* Extracted entries:
----

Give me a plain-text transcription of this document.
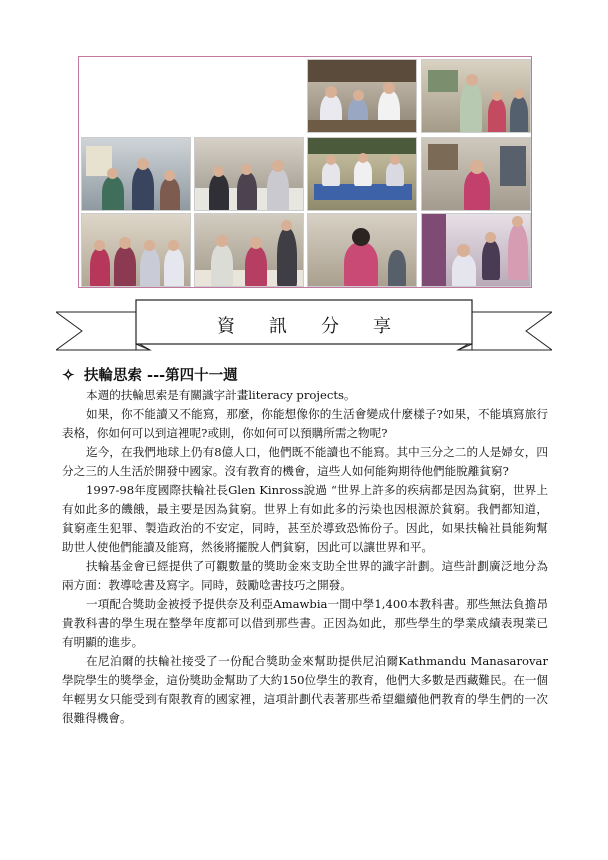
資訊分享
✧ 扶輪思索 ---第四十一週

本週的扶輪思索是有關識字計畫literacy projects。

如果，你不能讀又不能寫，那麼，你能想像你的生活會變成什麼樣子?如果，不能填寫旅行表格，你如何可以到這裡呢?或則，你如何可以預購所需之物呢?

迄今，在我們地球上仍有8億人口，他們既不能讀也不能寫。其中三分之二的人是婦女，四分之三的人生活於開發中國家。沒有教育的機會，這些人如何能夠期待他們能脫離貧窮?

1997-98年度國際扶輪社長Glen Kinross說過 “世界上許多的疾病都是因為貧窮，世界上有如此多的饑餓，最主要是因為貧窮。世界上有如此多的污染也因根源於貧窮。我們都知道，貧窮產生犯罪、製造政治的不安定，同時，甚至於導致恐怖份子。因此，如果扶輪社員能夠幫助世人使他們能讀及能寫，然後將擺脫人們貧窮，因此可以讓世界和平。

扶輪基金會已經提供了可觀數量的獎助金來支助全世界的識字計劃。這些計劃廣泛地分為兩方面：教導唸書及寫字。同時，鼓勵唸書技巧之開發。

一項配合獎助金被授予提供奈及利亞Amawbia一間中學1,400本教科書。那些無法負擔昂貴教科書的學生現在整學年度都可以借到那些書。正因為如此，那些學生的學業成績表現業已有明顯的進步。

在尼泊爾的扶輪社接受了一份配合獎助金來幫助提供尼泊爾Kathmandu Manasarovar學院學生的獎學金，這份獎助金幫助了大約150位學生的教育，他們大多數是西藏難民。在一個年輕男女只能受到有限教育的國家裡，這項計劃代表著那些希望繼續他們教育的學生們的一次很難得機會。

----

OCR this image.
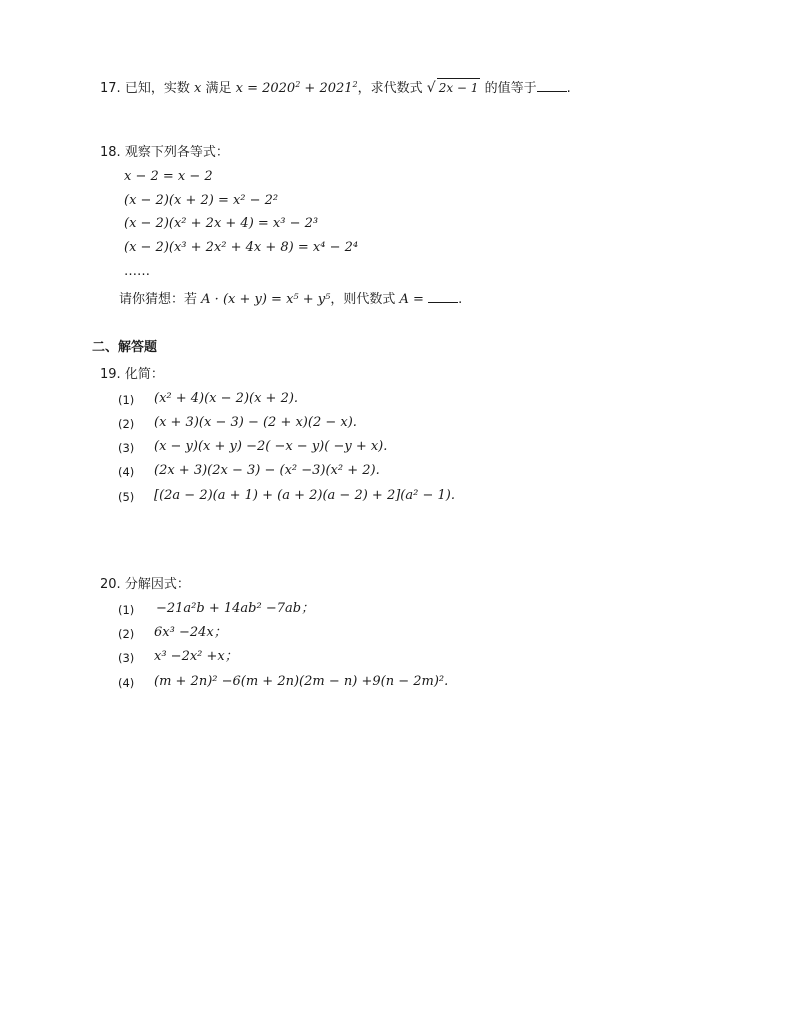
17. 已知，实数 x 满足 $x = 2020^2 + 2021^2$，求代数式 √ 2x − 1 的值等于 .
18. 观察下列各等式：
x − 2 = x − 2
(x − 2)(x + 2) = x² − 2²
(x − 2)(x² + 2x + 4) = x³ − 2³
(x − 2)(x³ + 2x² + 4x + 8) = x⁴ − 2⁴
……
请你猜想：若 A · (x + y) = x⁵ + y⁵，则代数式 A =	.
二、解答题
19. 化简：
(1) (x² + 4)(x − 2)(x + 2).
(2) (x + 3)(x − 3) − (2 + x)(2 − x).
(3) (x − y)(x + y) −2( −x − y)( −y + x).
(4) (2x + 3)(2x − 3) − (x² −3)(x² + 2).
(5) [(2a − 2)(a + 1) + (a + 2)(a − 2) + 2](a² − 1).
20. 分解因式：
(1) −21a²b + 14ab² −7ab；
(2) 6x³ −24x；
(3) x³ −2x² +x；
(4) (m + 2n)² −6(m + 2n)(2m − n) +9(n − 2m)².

----

* Requirements: Show each line holding the word "this".

* Written answer:
Give me a plain-text transcription of this document.
OCR this image.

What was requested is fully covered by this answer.